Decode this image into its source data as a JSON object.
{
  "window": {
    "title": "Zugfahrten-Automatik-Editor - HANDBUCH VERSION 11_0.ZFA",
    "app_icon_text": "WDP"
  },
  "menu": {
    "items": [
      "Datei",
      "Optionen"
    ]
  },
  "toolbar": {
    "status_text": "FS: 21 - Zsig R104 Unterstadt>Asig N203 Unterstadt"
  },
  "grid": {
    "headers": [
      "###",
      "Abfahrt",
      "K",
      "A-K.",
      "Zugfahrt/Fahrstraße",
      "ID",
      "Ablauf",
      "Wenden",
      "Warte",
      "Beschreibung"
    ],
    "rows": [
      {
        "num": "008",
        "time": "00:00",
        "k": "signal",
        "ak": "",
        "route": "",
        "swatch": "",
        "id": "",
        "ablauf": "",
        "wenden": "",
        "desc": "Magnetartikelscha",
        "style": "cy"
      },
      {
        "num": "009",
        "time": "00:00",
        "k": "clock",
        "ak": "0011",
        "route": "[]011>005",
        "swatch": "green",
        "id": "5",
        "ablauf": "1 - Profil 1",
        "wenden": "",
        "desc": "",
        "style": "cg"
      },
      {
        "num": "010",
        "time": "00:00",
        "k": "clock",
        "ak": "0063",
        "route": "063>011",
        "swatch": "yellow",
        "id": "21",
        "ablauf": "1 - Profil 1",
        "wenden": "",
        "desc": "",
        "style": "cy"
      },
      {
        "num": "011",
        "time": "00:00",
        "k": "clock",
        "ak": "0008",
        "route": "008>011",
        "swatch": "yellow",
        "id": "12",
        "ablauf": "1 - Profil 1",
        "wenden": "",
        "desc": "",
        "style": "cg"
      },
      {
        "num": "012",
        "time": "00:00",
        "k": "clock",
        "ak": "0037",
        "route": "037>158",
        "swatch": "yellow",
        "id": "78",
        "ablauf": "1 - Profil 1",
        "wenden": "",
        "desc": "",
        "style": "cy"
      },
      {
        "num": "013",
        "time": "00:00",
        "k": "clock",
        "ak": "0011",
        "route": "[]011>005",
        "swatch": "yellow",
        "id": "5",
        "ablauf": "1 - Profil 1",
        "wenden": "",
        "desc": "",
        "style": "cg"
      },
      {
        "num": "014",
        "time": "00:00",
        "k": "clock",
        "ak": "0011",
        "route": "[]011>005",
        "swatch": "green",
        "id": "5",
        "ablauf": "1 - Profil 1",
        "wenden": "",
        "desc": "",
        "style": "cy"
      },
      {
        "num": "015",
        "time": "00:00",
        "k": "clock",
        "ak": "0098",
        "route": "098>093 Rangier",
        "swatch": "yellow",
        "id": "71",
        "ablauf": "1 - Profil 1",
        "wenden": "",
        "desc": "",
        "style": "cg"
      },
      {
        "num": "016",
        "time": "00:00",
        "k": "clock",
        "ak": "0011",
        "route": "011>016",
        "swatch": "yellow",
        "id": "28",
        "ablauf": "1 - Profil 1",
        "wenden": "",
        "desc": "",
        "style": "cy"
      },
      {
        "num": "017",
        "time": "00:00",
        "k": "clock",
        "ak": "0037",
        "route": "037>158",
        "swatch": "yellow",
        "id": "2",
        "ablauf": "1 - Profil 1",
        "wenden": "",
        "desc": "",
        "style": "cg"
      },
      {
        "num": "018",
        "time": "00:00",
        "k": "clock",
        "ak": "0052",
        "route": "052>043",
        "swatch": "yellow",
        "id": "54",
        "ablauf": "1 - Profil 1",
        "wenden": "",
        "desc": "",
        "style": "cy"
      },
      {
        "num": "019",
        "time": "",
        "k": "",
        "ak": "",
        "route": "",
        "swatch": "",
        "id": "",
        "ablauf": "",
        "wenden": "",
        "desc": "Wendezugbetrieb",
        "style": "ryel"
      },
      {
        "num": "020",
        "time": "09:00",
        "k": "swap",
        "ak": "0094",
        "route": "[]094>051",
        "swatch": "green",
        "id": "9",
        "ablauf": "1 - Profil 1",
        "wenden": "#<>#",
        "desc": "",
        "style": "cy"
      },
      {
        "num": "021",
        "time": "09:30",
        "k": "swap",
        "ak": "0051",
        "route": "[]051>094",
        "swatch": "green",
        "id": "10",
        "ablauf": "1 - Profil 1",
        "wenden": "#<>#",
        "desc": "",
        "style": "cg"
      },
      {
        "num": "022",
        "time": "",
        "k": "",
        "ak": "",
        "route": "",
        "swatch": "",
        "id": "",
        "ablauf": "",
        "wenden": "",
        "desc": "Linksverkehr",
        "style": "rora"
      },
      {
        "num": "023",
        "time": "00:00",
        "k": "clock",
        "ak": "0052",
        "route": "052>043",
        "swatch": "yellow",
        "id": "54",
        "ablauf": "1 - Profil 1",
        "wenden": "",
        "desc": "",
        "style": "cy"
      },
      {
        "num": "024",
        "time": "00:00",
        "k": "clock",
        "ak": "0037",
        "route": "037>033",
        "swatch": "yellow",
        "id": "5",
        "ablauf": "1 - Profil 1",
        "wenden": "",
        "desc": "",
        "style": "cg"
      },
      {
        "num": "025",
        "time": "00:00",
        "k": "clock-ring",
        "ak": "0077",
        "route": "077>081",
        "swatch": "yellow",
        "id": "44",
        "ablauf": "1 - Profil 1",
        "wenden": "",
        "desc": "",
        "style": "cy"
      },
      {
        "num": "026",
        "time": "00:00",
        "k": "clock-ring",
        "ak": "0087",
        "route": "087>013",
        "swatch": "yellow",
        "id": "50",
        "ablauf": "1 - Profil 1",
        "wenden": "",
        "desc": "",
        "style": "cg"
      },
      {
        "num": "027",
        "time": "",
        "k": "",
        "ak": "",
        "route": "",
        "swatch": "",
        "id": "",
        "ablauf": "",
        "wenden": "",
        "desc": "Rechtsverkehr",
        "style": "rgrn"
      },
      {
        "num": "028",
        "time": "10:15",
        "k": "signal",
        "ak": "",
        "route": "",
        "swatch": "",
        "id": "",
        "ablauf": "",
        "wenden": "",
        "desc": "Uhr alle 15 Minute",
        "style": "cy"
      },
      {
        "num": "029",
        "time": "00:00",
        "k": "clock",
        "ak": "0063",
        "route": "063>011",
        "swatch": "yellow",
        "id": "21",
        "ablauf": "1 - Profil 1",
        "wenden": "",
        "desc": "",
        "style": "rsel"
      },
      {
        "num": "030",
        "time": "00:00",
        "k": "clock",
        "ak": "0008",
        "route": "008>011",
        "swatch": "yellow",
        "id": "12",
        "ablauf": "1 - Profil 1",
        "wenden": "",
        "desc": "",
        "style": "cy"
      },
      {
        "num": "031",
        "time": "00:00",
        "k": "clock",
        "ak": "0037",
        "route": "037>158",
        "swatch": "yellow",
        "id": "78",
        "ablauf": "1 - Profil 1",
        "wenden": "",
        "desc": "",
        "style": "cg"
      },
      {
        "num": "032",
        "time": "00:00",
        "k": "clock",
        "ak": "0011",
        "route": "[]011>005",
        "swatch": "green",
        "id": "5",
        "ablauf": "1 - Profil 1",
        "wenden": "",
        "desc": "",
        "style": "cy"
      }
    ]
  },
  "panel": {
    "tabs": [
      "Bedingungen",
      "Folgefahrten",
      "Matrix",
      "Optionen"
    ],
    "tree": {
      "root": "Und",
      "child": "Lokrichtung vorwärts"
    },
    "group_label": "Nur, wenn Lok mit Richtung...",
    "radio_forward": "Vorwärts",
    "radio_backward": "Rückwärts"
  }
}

------------------------------------------------

# Challenge:
Give all of the entries again, word for word.

# Written response:
Decode this image into its source data as a JSON object.
{
  "window": {
    "title": "Zugfahrten-Automatik-Editor - HANDBUCH VERSION 11_0.ZFA",
    "app_icon_text": "WDP"
  },
  "menu": {
    "items": [
      "Datei",
      "Optionen"
    ]
  },
  "toolbar": {
    "status_text": "FS: 21 - Zsig R104 Unterstadt>Asig N203 Unterstadt"
  },
  "grid": {
    "headers": [
      "###",
      "Abfahrt",
      "K",
      "A-K.",
      "Zugfahrt/Fahrstraße",
      "ID",
      "Ablauf",
      "Wenden",
      "Warte",
      "Beschreibung"
    ],
    "rows": [
      {
        "num": "008",
        "time": "00:00",
        "k": "signal",
        "ak": "",
        "route": "",
        "swatch": "",
        "id": "",
        "ablauf": "",
        "wenden": "",
        "desc": "Magnetartikelscha",
        "style": "cy"
      },
      {
        "num": "009",
        "time": "00:00",
        "k": "clock",
        "ak": "0011",
        "route": "[]011>005",
        "swatch": "green",
        "id": "5",
        "ablauf": "1 - Profil 1",
        "wenden": "",
        "desc": "",
        "style": "cg"
      },
      {
        "num": "010",
        "time": "00:00",
        "k": "clock",
        "ak": "0063",
        "route": "063>011",
        "swatch": "yellow",
        "id": "21",
        "ablauf": "1 - Profil 1",
        "wenden": "",
        "desc": "",
        "style": "cy"
      },
      {
        "num": "011",
        "time": "00:00",
        "k": "clock",
        "ak": "0008",
        "route": "008>011",
        "swatch": "yellow",
        "id": "12",
        "ablauf": "1 - Profil 1",
        "wenden": "",
        "desc": "",
        "style": "cg"
      },
      {
        "num": "012",
        "time": "00:00",
        "k": "clock",
        "ak": "0037",
        "route": "037>158",
        "swatch": "yellow",
        "id": "78",
        "ablauf": "1 - Profil 1",
        "wenden": "",
        "desc": "",
        "style": "cy"
      },
      {
        "num": "013",
        "time": "00:00",
        "k": "clock",
        "ak": "0011",
        "route": "[]011>005",
        "swatch": "yellow",
        "id": "5",
        "ablauf": "1 - Profil 1",
        "wenden": "",
        "desc": "",
        "style": "cg"
      },
      {
        "num": "014",
        "time": "00:00",
        "k": "clock",
        "ak": "0011",
        "route": "[]011>005",
        "swatch": "green",
        "id": "5",
        "ablauf": "1 - Profil 1",
        "wenden": "",
        "desc": "",
        "style": "cy"
      },
      {
        "num": "015",
        "time": "00:00",
        "k": "clock",
        "ak": "0098",
        "route": "098>093 Rangier",
        "swatch": "yellow",
        "id": "71",
        "ablauf": "1 - Profil 1",
        "wenden": "",
        "desc": "",
        "style": "cg"
      },
      {
        "num": "016",
        "time": "00:00",
        "k": "clock",
        "ak": "0011",
        "route": "011>016",
        "swatch": "yellow",
        "id": "28",
        "ablauf": "1 - Profil 1",
        "wenden": "",
        "desc": "",
        "style": "cy"
      },
      {
        "num": "017",
        "time": "00:00",
        "k": "clock",
        "ak": "0037",
        "route": "037>158",
        "swatch": "yellow",
        "id": "2",
        "ablauf": "1 - Profil 1",
        "wenden": "",
        "desc": "",
        "style": "cg"
      },
      {
        "num": "018",
        "time": "00:00",
        "k": "clock",
        "ak": "0052",
        "route": "052>043",
        "swatch": "yellow",
        "id": "54",
        "ablauf": "1 - Profil 1",
        "wenden": "",
        "desc": "",
        "style": "cy"
      },
      {
        "num": "019",
        "time": "",
        "k": "",
        "ak": "",
        "route": "",
        "swatch": "",
        "id": "",
        "ablauf": "",
        "wenden": "",
        "desc": "Wendezugbetrieb",
        "style": "ryel"
      },
      {
        "num": "020",
        "time": "09:00",
        "k": "swap",
        "ak": "0094",
        "route": "[]094>051",
        "swatch": "green",
        "id": "9",
        "ablauf": "1 - Profil 1",
        "wenden": "#<>#",
        "desc": "",
        "style": "cy"
      },
      {
        "num": "021",
        "time": "09:30",
        "k": "swap",
        "ak": "0051",
        "route": "[]051>094",
        "swatch": "green",
        "id": "10",
        "ablauf": "1 - Profil 1",
        "wenden": "#<>#",
        "desc": "",
        "style": "cg"
      },
      {
        "num": "022",
        "time": "",
        "k": "",
        "ak": "",
        "route": "",
        "swatch": "",
        "id": "",
        "ablauf": "",
        "wenden": "",
        "desc": "Linksverkehr",
        "style": "rora"
      },
      {
        "num": "023",
        "time": "00:00",
        "k": "clock",
        "ak": "0052",
        "route": "052>043",
        "swatch": "yellow",
        "id": "54",
        "ablauf": "1 - Profil 1",
        "wenden": "",
        "desc": "",
        "style": "cy"
      },
      {
        "num": "024",
        "time": "00:00",
        "k": "clock",
        "ak": "0037",
        "route": "037>033",
        "swatch": "yellow",
        "id": "5",
        "ablauf": "1 - Profil 1",
        "wenden": "",
        "desc": "",
        "style": "cg"
      },
      {
        "num": "025",
        "time": "00:00",
        "k": "clock-ring",
        "ak": "0077",
        "route": "077>081",
        "swatch": "yellow",
        "id": "44",
        "ablauf": "1 - Profil 1",
        "wenden": "",
        "desc": "",
        "style": "cy"
      },
      {
        "num": "026",
        "time": "00:00",
        "k": "clock-ring",
        "ak": "0087",
        "route": "087>013",
        "swatch": "yellow",
        "id": "50",
        "ablauf": "1 - Profil 1",
        "wenden": "",
        "desc": "",
        "style": "cg"
      },
      {
        "num": "027",
        "time": "",
        "k": "",
        "ak": "",
        "route": "",
        "swatch": "",
        "id": "",
        "ablauf": "",
        "wenden": "",
        "desc": "Rechtsverkehr",
        "style": "rgrn"
      },
      {
        "num": "028",
        "time": "10:15",
        "k": "signal",
        "ak": "",
        "route": "",
        "swatch": "",
        "id": "",
        "ablauf": "",
        "wenden": "",
        "desc": "Uhr alle 15 Minute",
        "style": "cy"
      },
      {
        "num": "029",
        "time": "00:00",
        "k": "clock",
        "ak": "0063",
        "route": "063>011",
        "swatch": "yellow",
        "id": "21",
        "ablauf": "1 - Profil 1",
        "wenden": "",
        "desc": "",
        "style": "rsel"
      },
      {
        "num": "030",
        "time": "00:00",
        "k": "clock",
        "ak": "0008",
        "route": "008>011",
        "swatch": "yellow",
        "id": "12",
        "ablauf": "1 - Profil 1",
        "wenden": "",
        "desc": "",
        "style": "cy"
      },
      {
        "num": "031",
        "time": "00:00",
        "k": "clock",
        "ak": "0037",
        "route": "037>158",
        "swatch": "yellow",
        "id": "78",
        "ablauf": "1 - Profil 1",
        "wenden": "",
        "desc": "",
        "style": "cg"
      },
      {
        "num": "032",
        "time": "00:00",
        "k": "clock",
        "ak": "0011",
        "route": "[]011>005",
        "swatch": "green",
        "id": "5",
        "ablauf": "1 - Profil 1",
        "wenden": "",
        "desc": "",
        "style": "cy"
      }
    ]
  },
  "panel": {
    "tabs": [
      "Bedingungen",
      "Folgefahrten",
      "Matrix",
      "Optionen"
    ],
    "tree": {
      "root": "Und",
      "child": "Lokrichtung vorwärts"
    },
    "group_label": "Nur, wenn Lok mit Richtung...",
    "radio_forward": "Vorwärts",
    "radio_backward": "Rückwärts"
  }
}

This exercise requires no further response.